# START OF RECORDS PROVIDED
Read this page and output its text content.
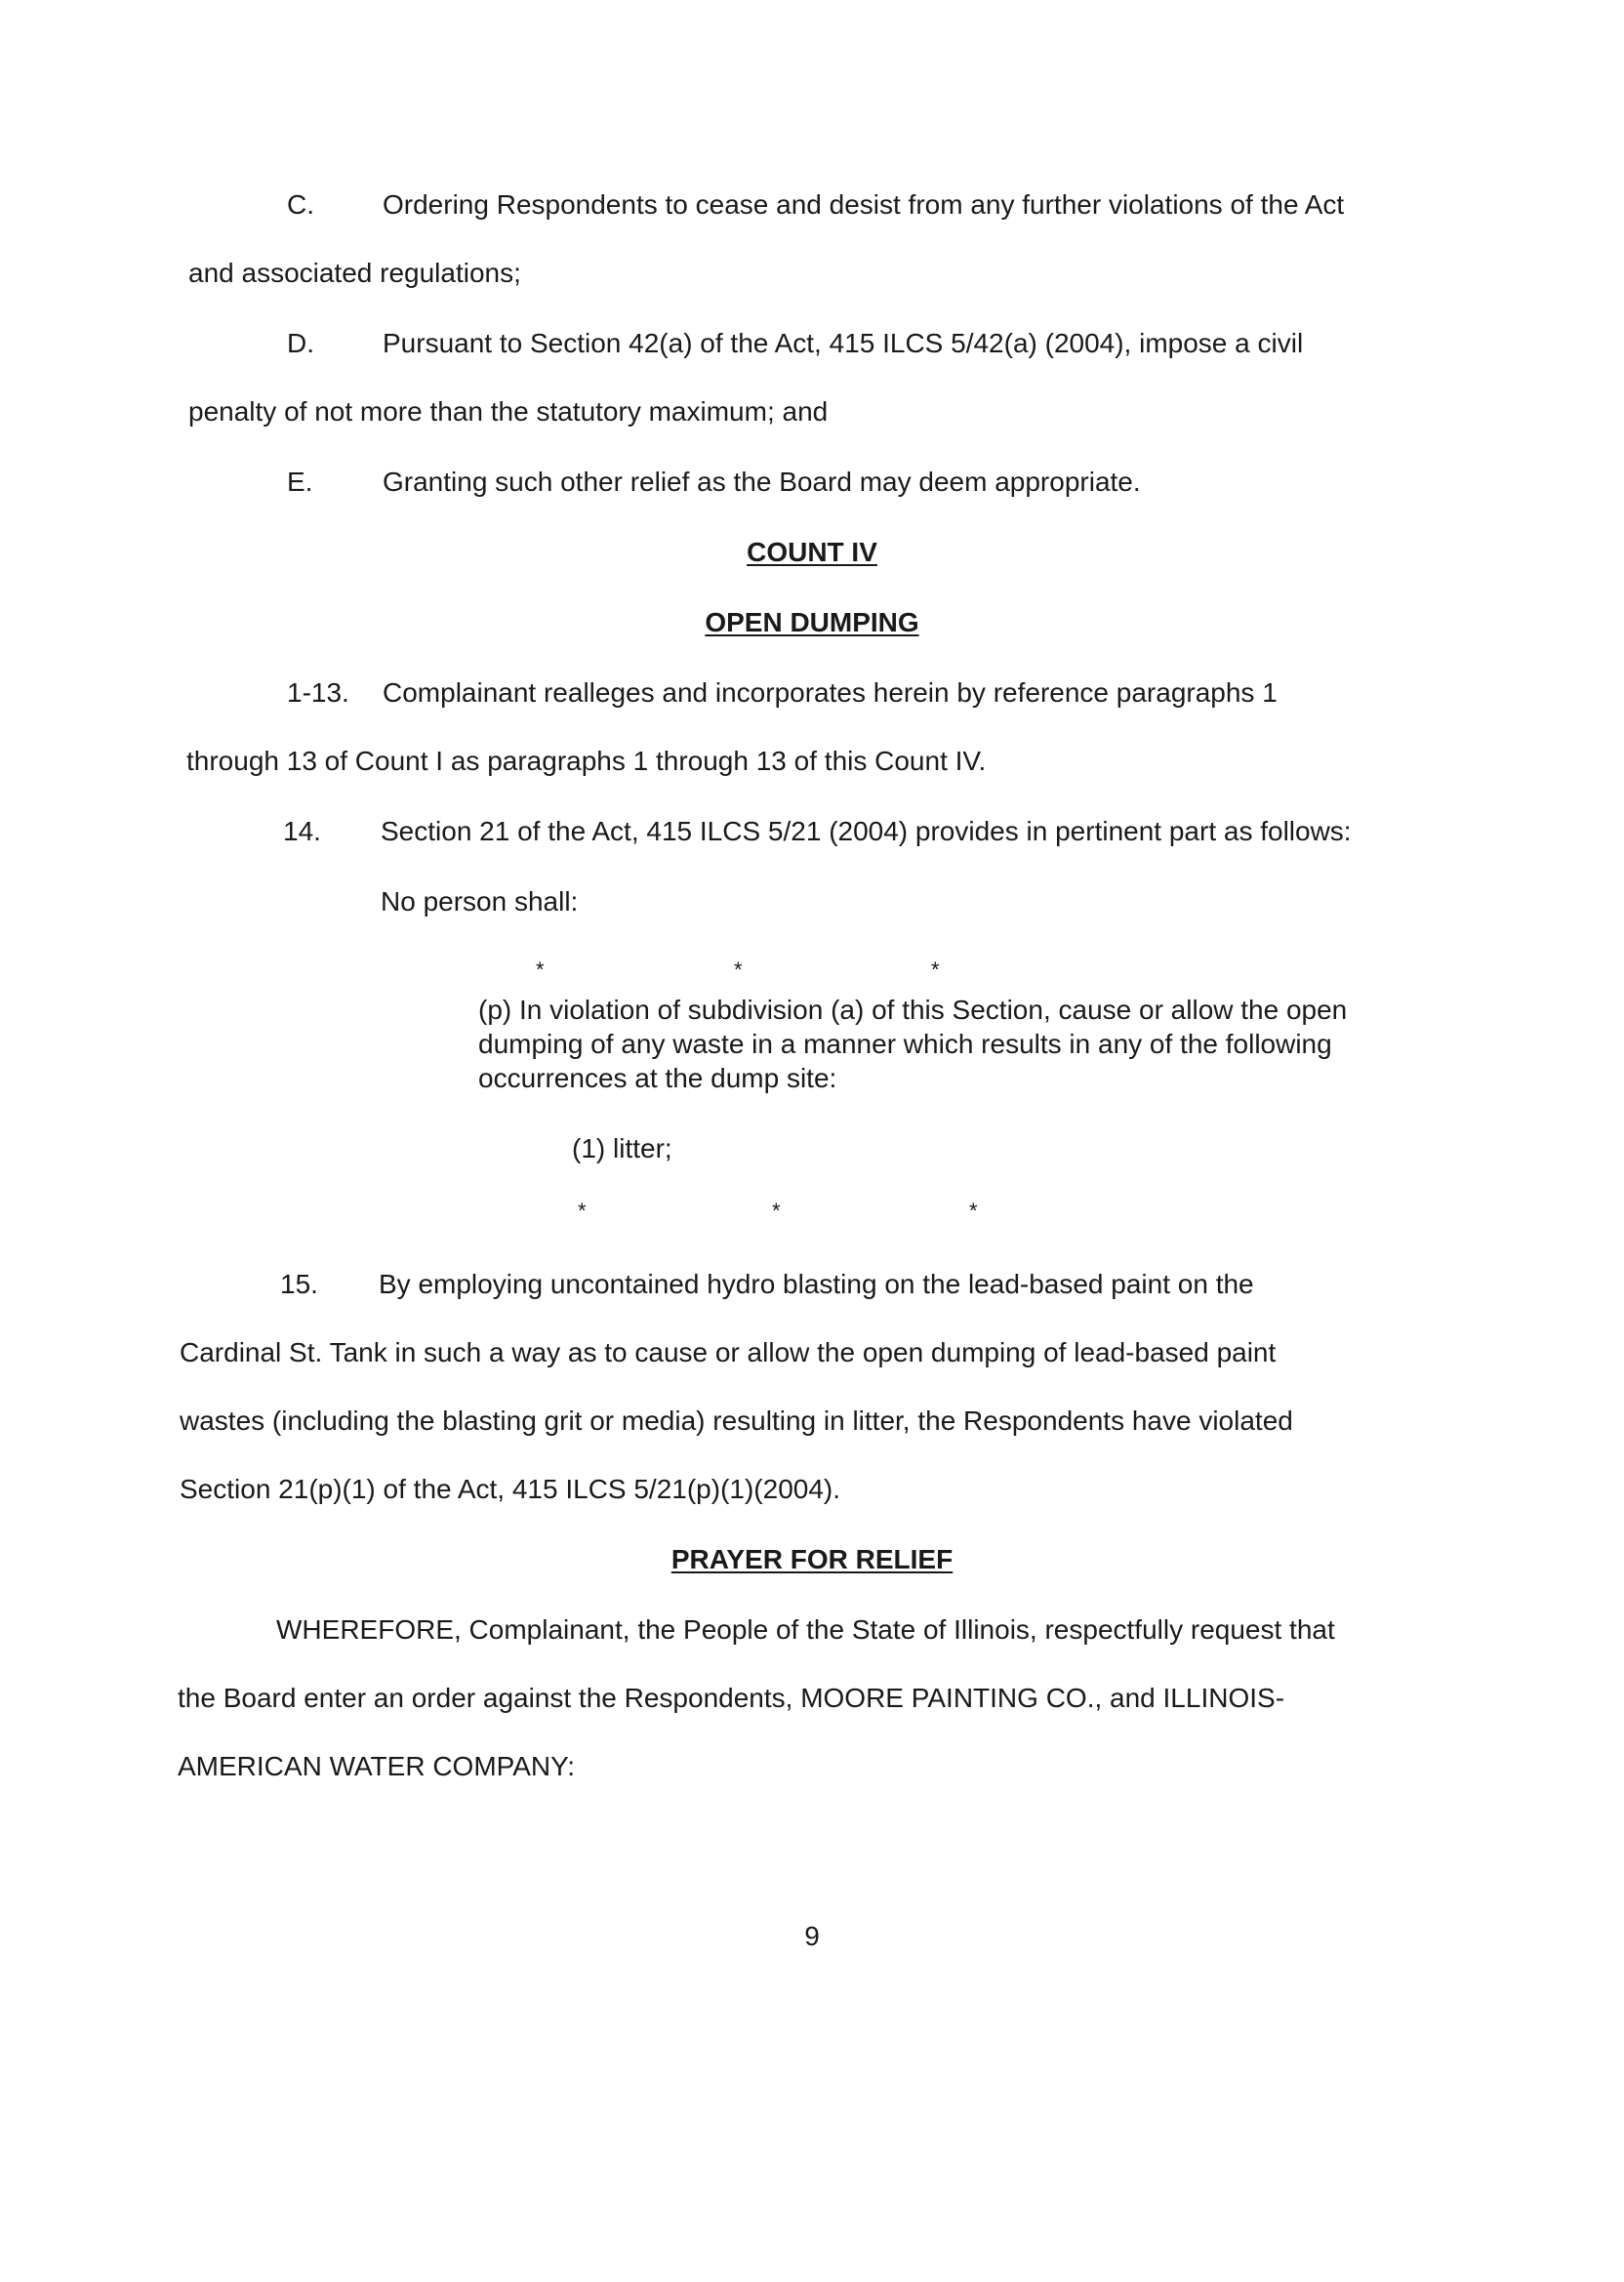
C.	Ordering Respondents to cease and desist from any further violations of the Act
and associated regulations;
D.	Pursuant to Section 42(a) of the Act, 415 ILCS 5/42(a) (2004), impose a civil
penalty of not more than the statutory maximum; and
E.	Granting such other relief as the Board may deem appropriate.
COUNT IV
OPEN DUMPING
1-13. Complainant realleges and incorporates herein by reference paragraphs 1
through 13 of Count I as paragraphs 1 through 13 of this Count IV.
14. Section 21 of the Act, 415 ILCS 5/21 (2004) provides in pertinent part as follows:
No person shall:
*	*	*
(p) In violation of subdivision (a) of this Section, cause or allow the open
dumping of any waste in a manner which results in any of the following
occurrences at the dump site:
(1) litter;
*	*	*
15. By employing uncontained hydro blasting on the lead-based paint on the
Cardinal St. Tank in such a way as to cause or allow the open dumping of lead-based paint
wastes (including the blasting grit or media) resulting in litter, the Respondents have violated
Section 21(p)(1) of the Act, 415 ILCS 5/21(p)(1)(2004).
PRAYER FOR RELIEF
WHEREFORE, Complainant, the People of the State of Illinois, respectfully request that
the Board enter an order against the Respondents, MOORE PAINTING CO., and ILLINOIS-
AMERICAN WATER COMPANY:
9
# END OF RECORDS PROVIDED
* _GOAL_
Spot every line that holds "Section" and copy it.

* _RESPONSE FOR THIS EXERCISE_
D.	Pursuant to Section 42(a) of the Act, 415 ILCS 5/42(a) (2004), impose a civil
14. Section 21 of the Act, 415 ILCS 5/21 (2004) provides in pertinent part as follows:
(p) In violation of subdivision (a) of this Section, cause or allow the open
Section 21(p)(1) of the Act, 415 ILCS 5/21(p)(1)(2004).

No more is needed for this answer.